--- start INPUT RECORDS ---

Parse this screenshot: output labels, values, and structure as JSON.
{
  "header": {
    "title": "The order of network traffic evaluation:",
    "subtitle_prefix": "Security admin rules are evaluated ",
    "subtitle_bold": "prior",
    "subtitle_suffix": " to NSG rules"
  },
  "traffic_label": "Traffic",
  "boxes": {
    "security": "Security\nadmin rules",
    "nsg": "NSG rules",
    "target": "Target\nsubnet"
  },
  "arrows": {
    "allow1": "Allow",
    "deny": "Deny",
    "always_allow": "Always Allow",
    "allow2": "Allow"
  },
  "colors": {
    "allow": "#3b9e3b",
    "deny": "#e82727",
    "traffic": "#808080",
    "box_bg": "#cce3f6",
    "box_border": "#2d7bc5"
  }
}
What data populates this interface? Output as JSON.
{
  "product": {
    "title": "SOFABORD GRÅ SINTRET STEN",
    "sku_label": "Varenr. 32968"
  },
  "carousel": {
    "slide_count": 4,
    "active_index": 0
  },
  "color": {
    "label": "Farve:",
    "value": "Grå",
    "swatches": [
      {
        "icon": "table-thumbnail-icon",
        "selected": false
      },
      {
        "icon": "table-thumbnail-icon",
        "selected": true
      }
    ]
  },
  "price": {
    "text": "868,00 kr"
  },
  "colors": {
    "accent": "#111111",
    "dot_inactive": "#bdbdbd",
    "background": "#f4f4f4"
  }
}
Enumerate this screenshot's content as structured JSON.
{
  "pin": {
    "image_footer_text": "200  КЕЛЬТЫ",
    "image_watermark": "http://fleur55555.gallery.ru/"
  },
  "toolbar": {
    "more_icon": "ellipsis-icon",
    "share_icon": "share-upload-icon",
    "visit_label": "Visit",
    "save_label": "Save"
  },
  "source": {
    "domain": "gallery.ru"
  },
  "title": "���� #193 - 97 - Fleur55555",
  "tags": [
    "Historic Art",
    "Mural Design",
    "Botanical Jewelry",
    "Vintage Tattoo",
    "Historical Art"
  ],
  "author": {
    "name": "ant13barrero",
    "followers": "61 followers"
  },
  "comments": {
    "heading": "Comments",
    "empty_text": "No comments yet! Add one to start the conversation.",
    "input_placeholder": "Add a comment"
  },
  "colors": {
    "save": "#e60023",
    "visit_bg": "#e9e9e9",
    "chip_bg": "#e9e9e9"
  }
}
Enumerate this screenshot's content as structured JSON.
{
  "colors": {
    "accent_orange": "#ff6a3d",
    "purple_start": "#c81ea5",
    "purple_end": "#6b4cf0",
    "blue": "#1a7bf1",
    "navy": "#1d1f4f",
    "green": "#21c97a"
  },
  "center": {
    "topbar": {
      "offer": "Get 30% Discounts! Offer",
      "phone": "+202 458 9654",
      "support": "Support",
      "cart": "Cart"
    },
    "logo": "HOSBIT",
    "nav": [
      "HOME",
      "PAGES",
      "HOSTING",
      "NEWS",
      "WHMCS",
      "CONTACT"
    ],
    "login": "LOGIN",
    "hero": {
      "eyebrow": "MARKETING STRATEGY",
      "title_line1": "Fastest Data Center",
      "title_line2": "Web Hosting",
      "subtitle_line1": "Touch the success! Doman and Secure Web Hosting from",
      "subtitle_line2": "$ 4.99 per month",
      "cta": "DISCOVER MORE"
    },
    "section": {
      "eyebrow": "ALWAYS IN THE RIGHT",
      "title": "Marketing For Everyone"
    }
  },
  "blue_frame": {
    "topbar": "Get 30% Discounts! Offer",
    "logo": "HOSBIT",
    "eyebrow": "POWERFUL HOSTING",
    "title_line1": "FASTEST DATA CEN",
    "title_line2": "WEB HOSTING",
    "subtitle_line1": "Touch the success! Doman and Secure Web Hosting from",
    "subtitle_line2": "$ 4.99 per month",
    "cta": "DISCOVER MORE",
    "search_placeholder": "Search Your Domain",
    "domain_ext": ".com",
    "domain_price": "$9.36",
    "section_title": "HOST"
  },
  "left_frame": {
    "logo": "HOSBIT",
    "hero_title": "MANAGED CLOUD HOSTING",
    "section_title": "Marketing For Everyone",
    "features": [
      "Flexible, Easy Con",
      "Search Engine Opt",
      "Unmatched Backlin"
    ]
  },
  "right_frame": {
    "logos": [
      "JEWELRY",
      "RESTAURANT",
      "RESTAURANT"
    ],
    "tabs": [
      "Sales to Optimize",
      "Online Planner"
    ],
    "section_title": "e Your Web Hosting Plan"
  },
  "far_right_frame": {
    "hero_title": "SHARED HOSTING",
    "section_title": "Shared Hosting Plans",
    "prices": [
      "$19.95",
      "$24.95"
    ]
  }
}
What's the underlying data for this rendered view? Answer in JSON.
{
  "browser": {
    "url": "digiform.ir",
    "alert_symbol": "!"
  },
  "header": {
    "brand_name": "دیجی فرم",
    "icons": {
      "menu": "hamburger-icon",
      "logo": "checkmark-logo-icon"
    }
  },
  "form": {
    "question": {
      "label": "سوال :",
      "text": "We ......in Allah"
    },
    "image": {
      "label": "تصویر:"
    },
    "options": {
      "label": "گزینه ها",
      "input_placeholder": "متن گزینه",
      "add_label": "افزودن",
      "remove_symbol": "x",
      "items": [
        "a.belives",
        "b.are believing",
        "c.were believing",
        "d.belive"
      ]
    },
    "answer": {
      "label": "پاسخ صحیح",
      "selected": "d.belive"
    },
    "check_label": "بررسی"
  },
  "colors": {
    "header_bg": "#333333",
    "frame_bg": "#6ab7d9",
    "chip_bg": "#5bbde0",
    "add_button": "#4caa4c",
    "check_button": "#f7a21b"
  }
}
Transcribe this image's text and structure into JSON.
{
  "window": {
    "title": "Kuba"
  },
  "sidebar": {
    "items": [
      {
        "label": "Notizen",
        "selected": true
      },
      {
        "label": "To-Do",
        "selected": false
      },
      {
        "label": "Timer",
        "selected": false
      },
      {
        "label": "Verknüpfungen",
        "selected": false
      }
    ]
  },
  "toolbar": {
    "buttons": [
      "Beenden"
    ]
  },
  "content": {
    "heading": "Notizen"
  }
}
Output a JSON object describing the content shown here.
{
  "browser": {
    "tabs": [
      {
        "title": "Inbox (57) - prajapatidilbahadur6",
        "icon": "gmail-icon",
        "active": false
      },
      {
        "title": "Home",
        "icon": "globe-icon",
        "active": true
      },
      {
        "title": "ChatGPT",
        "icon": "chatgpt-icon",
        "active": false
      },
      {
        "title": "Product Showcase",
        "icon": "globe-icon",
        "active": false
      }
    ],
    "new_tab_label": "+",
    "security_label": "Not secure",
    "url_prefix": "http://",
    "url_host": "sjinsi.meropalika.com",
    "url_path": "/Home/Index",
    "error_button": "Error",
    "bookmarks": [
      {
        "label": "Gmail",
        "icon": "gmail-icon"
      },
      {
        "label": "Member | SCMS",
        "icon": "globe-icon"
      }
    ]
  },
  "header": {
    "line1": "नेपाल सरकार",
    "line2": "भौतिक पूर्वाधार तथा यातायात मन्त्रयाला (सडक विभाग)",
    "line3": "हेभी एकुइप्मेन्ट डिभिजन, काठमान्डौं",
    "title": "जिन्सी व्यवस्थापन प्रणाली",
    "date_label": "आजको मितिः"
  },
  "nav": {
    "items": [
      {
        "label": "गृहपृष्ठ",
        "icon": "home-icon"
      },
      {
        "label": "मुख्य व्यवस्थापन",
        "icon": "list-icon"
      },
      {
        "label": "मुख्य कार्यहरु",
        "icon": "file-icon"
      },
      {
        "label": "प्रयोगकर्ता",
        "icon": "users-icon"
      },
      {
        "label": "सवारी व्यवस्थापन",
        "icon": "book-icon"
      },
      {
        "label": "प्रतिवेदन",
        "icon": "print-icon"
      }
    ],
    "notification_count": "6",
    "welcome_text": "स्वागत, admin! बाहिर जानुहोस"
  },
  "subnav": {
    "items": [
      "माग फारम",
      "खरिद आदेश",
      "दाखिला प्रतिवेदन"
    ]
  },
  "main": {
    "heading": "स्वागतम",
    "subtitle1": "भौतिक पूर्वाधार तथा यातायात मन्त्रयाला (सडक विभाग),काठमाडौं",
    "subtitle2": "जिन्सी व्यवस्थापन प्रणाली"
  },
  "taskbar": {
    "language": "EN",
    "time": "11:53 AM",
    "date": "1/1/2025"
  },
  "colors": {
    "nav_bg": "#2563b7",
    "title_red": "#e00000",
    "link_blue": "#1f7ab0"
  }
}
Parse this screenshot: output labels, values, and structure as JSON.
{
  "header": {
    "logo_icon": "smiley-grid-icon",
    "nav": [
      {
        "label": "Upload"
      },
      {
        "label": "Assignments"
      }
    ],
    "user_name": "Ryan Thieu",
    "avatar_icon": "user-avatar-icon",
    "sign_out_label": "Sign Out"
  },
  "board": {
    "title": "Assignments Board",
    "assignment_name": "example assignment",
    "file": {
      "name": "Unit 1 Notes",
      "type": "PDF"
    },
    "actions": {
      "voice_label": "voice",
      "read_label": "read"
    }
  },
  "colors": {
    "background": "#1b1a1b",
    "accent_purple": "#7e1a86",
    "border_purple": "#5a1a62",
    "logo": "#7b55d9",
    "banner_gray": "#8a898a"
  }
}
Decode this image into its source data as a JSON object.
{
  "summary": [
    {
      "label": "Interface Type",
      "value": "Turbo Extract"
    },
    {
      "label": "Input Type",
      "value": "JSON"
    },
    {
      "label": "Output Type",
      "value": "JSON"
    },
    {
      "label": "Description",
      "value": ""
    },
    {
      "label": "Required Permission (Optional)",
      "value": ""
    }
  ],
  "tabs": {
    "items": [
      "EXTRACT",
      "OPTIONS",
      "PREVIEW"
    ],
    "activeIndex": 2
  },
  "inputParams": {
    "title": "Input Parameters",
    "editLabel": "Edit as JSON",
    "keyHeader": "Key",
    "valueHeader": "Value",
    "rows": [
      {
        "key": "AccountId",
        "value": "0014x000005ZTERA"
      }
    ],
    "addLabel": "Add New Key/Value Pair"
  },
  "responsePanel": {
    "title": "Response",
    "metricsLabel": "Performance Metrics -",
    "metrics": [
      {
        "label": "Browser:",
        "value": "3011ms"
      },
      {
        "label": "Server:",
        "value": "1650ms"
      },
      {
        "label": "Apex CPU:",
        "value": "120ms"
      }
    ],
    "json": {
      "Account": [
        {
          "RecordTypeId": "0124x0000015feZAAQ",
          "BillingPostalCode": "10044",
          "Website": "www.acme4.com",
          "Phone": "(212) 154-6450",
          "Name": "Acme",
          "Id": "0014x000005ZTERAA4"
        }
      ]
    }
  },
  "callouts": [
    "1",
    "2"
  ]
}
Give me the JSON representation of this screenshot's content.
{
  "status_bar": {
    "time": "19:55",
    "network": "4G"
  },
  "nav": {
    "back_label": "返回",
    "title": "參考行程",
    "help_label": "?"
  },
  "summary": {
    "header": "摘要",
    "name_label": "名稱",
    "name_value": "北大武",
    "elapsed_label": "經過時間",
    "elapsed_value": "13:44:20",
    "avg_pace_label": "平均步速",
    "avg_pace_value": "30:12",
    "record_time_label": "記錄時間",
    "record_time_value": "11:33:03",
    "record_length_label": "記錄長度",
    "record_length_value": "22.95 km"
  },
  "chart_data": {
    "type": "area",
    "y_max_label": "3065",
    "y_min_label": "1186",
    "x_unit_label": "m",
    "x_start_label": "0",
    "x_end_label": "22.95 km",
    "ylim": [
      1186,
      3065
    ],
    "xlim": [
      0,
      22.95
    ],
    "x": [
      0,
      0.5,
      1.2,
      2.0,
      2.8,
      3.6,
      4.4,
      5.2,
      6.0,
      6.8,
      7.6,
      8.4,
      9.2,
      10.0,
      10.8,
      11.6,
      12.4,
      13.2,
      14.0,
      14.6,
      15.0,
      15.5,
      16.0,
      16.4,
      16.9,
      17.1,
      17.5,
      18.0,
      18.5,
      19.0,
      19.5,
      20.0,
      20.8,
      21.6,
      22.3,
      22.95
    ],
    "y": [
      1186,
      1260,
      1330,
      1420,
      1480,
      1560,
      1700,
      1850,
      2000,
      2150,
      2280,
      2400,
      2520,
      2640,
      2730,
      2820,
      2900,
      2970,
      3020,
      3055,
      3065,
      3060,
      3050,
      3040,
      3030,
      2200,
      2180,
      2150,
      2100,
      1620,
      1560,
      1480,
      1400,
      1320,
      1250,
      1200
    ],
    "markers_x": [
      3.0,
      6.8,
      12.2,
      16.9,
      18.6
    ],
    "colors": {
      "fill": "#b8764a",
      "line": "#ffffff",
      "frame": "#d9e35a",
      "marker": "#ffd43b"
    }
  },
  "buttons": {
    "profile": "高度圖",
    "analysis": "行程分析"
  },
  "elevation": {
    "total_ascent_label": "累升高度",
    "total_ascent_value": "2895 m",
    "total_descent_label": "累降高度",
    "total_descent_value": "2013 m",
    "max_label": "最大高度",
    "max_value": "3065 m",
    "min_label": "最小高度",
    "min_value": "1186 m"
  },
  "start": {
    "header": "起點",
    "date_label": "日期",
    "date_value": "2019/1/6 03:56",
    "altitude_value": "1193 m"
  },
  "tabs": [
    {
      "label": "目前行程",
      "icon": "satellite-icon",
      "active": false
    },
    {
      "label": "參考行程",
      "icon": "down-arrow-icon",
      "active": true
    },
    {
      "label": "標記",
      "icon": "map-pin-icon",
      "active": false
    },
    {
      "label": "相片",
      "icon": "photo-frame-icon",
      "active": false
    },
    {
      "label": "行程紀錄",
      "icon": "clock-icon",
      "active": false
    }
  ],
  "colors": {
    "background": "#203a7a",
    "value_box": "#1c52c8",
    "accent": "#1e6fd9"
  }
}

--- end INPUT RECORDS ---

=== STATED PROBLEM ===
Copy and report every line where the word "heading" is present.

=== TASK RESULT ===
    "heading": "Comments",
    "heading": "Notizen"
    "heading": "स्वागतम",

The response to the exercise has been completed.